_Given task_. Single out the lines that include the word "image". Copy them.

_Input records_.

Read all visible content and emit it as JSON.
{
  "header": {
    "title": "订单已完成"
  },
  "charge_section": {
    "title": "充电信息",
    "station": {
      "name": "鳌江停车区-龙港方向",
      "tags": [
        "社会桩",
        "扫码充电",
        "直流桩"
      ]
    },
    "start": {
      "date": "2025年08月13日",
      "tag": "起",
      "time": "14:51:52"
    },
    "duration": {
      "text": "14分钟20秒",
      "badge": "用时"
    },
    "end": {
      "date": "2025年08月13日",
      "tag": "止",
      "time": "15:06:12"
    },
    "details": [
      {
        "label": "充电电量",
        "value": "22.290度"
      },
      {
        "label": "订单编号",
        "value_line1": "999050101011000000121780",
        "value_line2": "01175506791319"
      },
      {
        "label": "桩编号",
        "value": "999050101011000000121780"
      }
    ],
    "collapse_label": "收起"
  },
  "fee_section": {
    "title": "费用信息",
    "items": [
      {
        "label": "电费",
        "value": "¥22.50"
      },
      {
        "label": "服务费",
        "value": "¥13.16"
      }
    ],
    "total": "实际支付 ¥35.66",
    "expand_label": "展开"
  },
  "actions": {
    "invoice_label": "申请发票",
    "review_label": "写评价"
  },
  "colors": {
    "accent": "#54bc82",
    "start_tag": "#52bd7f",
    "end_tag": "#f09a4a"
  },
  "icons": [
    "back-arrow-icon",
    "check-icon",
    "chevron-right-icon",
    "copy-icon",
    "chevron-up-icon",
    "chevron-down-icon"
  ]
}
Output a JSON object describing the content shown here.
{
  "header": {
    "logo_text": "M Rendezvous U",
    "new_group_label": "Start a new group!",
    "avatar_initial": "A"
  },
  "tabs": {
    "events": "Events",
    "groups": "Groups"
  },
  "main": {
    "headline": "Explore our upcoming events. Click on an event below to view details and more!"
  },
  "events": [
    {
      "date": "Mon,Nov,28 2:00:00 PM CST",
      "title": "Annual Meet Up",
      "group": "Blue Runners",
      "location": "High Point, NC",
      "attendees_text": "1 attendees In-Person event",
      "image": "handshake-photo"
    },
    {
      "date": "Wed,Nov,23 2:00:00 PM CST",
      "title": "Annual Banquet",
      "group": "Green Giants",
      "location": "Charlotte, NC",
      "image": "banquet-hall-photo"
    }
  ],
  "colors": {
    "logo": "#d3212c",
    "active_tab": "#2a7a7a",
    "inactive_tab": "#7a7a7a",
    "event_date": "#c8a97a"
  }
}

_Reply to the task_.
      "image": "handshake-photo"
      "image": "banquet-hall-photo"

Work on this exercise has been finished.